▶ **SHORT PROBLEM**
Return all of the lines below exactly as they are.

▶ **DATA SUPPLIED**
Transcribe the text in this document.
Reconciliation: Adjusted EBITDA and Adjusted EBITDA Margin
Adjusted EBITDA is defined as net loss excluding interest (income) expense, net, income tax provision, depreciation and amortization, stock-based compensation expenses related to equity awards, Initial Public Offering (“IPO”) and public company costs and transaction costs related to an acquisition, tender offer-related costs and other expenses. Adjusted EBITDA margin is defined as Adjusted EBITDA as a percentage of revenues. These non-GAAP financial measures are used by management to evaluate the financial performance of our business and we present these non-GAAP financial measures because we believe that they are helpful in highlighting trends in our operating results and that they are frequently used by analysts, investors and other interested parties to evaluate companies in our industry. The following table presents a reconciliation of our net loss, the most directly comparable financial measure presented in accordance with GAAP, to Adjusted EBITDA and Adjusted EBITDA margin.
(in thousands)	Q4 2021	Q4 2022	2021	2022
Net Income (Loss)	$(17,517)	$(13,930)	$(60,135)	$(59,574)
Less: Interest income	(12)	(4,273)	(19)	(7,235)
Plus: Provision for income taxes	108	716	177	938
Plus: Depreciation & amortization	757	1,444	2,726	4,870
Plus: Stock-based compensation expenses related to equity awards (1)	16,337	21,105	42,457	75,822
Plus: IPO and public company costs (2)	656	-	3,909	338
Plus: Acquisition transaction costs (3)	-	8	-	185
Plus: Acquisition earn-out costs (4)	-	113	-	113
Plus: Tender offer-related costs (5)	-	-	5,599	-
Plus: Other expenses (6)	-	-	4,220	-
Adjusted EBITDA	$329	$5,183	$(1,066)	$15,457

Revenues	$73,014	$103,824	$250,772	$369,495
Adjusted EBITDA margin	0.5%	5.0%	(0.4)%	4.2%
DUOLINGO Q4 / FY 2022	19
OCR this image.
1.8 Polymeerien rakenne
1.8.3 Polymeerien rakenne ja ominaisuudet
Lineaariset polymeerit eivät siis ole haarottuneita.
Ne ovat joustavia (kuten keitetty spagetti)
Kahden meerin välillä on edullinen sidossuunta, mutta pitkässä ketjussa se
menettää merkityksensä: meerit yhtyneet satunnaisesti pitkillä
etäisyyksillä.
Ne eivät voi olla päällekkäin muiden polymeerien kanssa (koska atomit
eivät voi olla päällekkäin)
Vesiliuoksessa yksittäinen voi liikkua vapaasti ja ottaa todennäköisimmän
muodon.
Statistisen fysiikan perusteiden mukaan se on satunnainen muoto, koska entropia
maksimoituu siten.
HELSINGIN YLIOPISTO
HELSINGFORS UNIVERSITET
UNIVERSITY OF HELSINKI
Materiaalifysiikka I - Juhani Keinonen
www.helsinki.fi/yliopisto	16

▶ **RESPONSE**
Transcribe the text in this document.
Reconciliation: Adjusted EBITDA and Adjusted EBITDA Margin
Adjusted EBITDA is defined as net loss excluding interest (income) expense, net, income tax provision, depreciation and amortization, stock-based compensation expenses related to equity awards, Initial Public Offering (“IPO”) and public company costs and transaction costs related to an acquisition, tender offer-related costs and other expenses. Adjusted EBITDA margin is defined as Adjusted EBITDA as a percentage of revenues. These non-GAAP financial measures are used by management to evaluate the financial performance of our business and we present these non-GAAP financial measures because we believe that they are helpful in highlighting trends in our operating results and that they are frequently used by analysts, investors and other interested parties to evaluate companies in our industry. The following table presents a reconciliation of our net loss, the most directly comparable financial measure presented in accordance with GAAP, to Adjusted EBITDA and Adjusted EBITDA margin.
(in thousands)	Q4 2021	Q4 2022	2021	2022
Net Income (Loss)	$(17,517)	$(13,930)	$(60,135)	$(59,574)
Less: Interest income	(12)	(4,273)	(19)	(7,235)
Plus: Provision for income taxes	108	716	177	938
Plus: Depreciation & amortization	757	1,444	2,726	4,870
Plus: Stock-based compensation expenses related to equity awards (1)	16,337	21,105	42,457	75,822
Plus: IPO and public company costs (2)	656	-	3,909	338
Plus: Acquisition transaction costs (3)	-	8	-	185
Plus: Acquisition earn-out costs (4)	-	113	-	113
Plus: Tender offer-related costs (5)	-	-	5,599	-
Plus: Other expenses (6)	-	-	4,220	-
Adjusted EBITDA	$329	$5,183	$(1,066)	$15,457

Revenues	$73,014	$103,824	$250,772	$369,495
Adjusted EBITDA margin	0.5%	5.0%	(0.4)%	4.2%
DUOLINGO Q4 / FY 2022	19
OCR this image.
1.8 Polymeerien rakenne
1.8.3 Polymeerien rakenne ja ominaisuudet
Lineaariset polymeerit eivät siis ole haarottuneita.
Ne ovat joustavia (kuten keitetty spagetti)
Kahden meerin välillä on edullinen sidossuunta, mutta pitkässä ketjussa se
menettää merkityksensä: meerit yhtyneet satunnaisesti pitkillä
etäisyyksillä.
Ne eivät voi olla päällekkäin muiden polymeerien kanssa (koska atomit
eivät voi olla päällekkäin)
Vesiliuoksessa yksittäinen voi liikkua vapaasti ja ottaa todennäköisimmän
muodon.
Statistisen fysiikan perusteiden mukaan se on satunnainen muoto, koska entropia
maksimoituu siten.
HELSINGIN YLIOPISTO
HELSINGFORS UNIVERSITET
UNIVERSITY OF HELSINKI
Materiaalifysiikka I - Juhani Keinonen
www.helsinki.fi/yliopisto	16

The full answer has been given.